* _Records shown_:
--------------------------------
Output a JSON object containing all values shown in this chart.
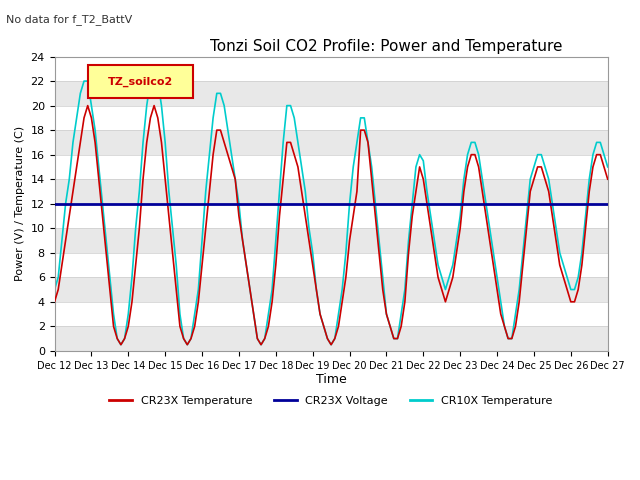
{
  "title": "Tonzi Soil CO2 Profile: Power and Temperature",
  "subtitle": "No data for f_T2_BattV",
  "ylabel": "Power (V) / Temperature (C)",
  "xlabel": "Time",
  "ylim": [
    0,
    24
  ],
  "yticks": [
    0,
    2,
    4,
    6,
    8,
    10,
    12,
    14,
    16,
    18,
    20,
    22,
    24
  ],
  "xtick_labels": [
    "Dec 12",
    "Dec 13",
    "Dec 14",
    "Dec 15",
    "Dec 16",
    "Dec 17",
    "Dec 18",
    "Dec 19",
    "Dec 20",
    "Dec 21",
    "Dec 22",
    "Dec 23",
    "Dec 24",
    "Dec 25",
    "Dec 26",
    "Dec 27"
  ],
  "legend_box_label": "TZ_soilco2",
  "legend_box_color": "#FFFF99",
  "legend_box_edge": "#CC0000",
  "band_colors": [
    "#E8E8E8",
    "#FFFFFF"
  ],
  "cr23x_temp_color": "#CC0000",
  "cr23x_volt_color": "#000099",
  "cr10x_temp_color": "#00CCCC",
  "voltage_value": 12.0,
  "cr23x_temp_x": [
    12,
    12.1,
    12.2,
    12.3,
    12.4,
    12.5,
    12.6,
    12.7,
    12.8,
    12.9,
    13,
    13.1,
    13.2,
    13.3,
    13.4,
    13.5,
    13.6,
    13.7,
    13.8,
    13.9,
    14,
    14.1,
    14.2,
    14.3,
    14.4,
    14.5,
    14.6,
    14.7,
    14.8,
    14.9,
    15,
    15.1,
    15.2,
    15.3,
    15.4,
    15.5,
    15.6,
    15.7,
    15.8,
    15.9,
    16,
    16.1,
    16.2,
    16.3,
    16.4,
    16.5,
    16.6,
    16.7,
    16.8,
    16.9,
    17,
    17.1,
    17.2,
    17.3,
    17.4,
    17.5,
    17.6,
    17.7,
    17.8,
    17.9,
    18,
    18.1,
    18.2,
    18.3,
    18.4,
    18.5,
    18.6,
    18.7,
    18.8,
    18.9,
    19,
    19.1,
    19.2,
    19.3,
    19.4,
    19.5,
    19.6,
    19.7,
    19.8,
    19.9,
    20,
    20.1,
    20.2,
    20.3,
    20.4,
    20.5,
    20.6,
    20.7,
    20.8,
    20.9,
    21,
    21.1,
    21.2,
    21.3,
    21.4,
    21.5,
    21.6,
    21.7,
    21.8,
    21.9,
    22,
    22.1,
    22.2,
    22.3,
    22.4,
    22.5,
    22.6,
    22.7,
    22.8,
    22.9,
    23,
    23.1,
    23.2,
    23.3,
    23.4,
    23.5,
    23.6,
    23.7,
    23.8,
    23.9,
    24,
    24.1,
    24.2,
    24.3,
    24.4,
    24.5,
    24.6,
    24.7,
    24.8,
    24.9,
    25,
    25.1,
    25.2,
    25.3,
    25.4,
    25.5,
    25.6,
    25.7,
    25.8,
    25.9,
    26,
    26.1,
    26.2,
    26.3,
    26.4,
    26.5,
    26.6,
    26.7,
    26.8,
    26.9,
    27
  ],
  "cr23x_temp_y": [
    4,
    5,
    7,
    9,
    11,
    13,
    15,
    17,
    19,
    20,
    19,
    17,
    14,
    11,
    8,
    5,
    2,
    1,
    0.5,
    1,
    2,
    4,
    7,
    10,
    14,
    17,
    19,
    20,
    19,
    17,
    14,
    11,
    8,
    5,
    2,
    1,
    0.5,
    1,
    2,
    4,
    7,
    10,
    13,
    16,
    18,
    18,
    17,
    16,
    15,
    14,
    11,
    9,
    7,
    5,
    3,
    1,
    0.5,
    1,
    2,
    4,
    7,
    11,
    14,
    17,
    17,
    16,
    15,
    13,
    11,
    9,
    7,
    5,
    3,
    2,
    1,
    0.5,
    1,
    2,
    4,
    6,
    9,
    11,
    13,
    18,
    18,
    17,
    14,
    11,
    8,
    5,
    3,
    2,
    1,
    1,
    2,
    4,
    8,
    11,
    13,
    15,
    14,
    12,
    10,
    8,
    6,
    5,
    4,
    5,
    6,
    8,
    10,
    13,
    15,
    16,
    16,
    15,
    13,
    11,
    9,
    7,
    5,
    3,
    2,
    1,
    1,
    2,
    4,
    7,
    10,
    13,
    14,
    15,
    15,
    14,
    13,
    11,
    9,
    7,
    6,
    5,
    4,
    4,
    5,
    7,
    10,
    13,
    15,
    16,
    16,
    15,
    14
  ],
  "cr10x_temp_x": [
    12,
    12.1,
    12.2,
    12.3,
    12.4,
    12.5,
    12.6,
    12.7,
    12.8,
    12.9,
    13,
    13.1,
    13.2,
    13.3,
    13.4,
    13.5,
    13.6,
    13.7,
    13.8,
    13.9,
    14,
    14.1,
    14.2,
    14.3,
    14.4,
    14.5,
    14.6,
    14.7,
    14.8,
    14.9,
    15,
    15.1,
    15.2,
    15.3,
    15.4,
    15.5,
    15.6,
    15.7,
    15.8,
    15.9,
    16,
    16.1,
    16.2,
    16.3,
    16.4,
    16.5,
    16.6,
    16.7,
    16.8,
    16.9,
    17,
    17.1,
    17.2,
    17.3,
    17.4,
    17.5,
    17.6,
    17.7,
    17.8,
    17.9,
    18,
    18.1,
    18.2,
    18.3,
    18.4,
    18.5,
    18.6,
    18.7,
    18.8,
    18.9,
    19,
    19.1,
    19.2,
    19.3,
    19.4,
    19.5,
    19.6,
    19.7,
    19.8,
    19.9,
    20,
    20.1,
    20.2,
    20.3,
    20.4,
    20.5,
    20.6,
    20.7,
    20.8,
    20.9,
    21,
    21.1,
    21.2,
    21.3,
    21.4,
    21.5,
    21.6,
    21.7,
    21.8,
    21.9,
    22,
    22.1,
    22.2,
    22.3,
    22.4,
    22.5,
    22.6,
    22.7,
    22.8,
    22.9,
    23,
    23.1,
    23.2,
    23.3,
    23.4,
    23.5,
    23.6,
    23.7,
    23.8,
    23.9,
    24,
    24.1,
    24.2,
    24.3,
    24.4,
    24.5,
    24.6,
    24.7,
    24.8,
    24.9,
    25,
    25.1,
    25.2,
    25.3,
    25.4,
    25.5,
    25.6,
    25.7,
    25.8,
    25.9,
    26,
    26.1,
    26.2,
    26.3,
    26.4,
    26.5,
    26.6,
    26.7,
    26.8,
    26.9,
    27
  ],
  "cr10x_temp_y": [
    5,
    6,
    9,
    12,
    14,
    17,
    19,
    21,
    22,
    22,
    20,
    18,
    15,
    12,
    9,
    6,
    3,
    1,
    0.5,
    1,
    3,
    6,
    10,
    13,
    17,
    20,
    22,
    23,
    22,
    20,
    17,
    13,
    10,
    7,
    3,
    1,
    0.5,
    1,
    3,
    5,
    9,
    13,
    16,
    19,
    21,
    21,
    20,
    18,
    16,
    14,
    12,
    9,
    7,
    5,
    3,
    1,
    0.5,
    1,
    3,
    5,
    9,
    13,
    17,
    20,
    20,
    19,
    17,
    15,
    13,
    10,
    8,
    5,
    3,
    2,
    1,
    0.5,
    1,
    3,
    5,
    8,
    12,
    15,
    17,
    19,
    19,
    17,
    15,
    12,
    9,
    6,
    3,
    2,
    1,
    1,
    3,
    5,
    9,
    12,
    15,
    16,
    15.5,
    13,
    11,
    9,
    7,
    6,
    5,
    6,
    7,
    9,
    11,
    14,
    16,
    17,
    17,
    16,
    14,
    12,
    10,
    8,
    6,
    4,
    2,
    1,
    1,
    3,
    5,
    8,
    11,
    14,
    15,
    16,
    16,
    15,
    14,
    12,
    10,
    8,
    7,
    6,
    5,
    5,
    6,
    8,
    11,
    14,
    16,
    17,
    17,
    16,
    15
  ]
}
--------------------------------
* _What needs to be done_: Every line of the listing that holds "Power" is to be counted; give only the resulting number.

* _Answer to the problem_: 2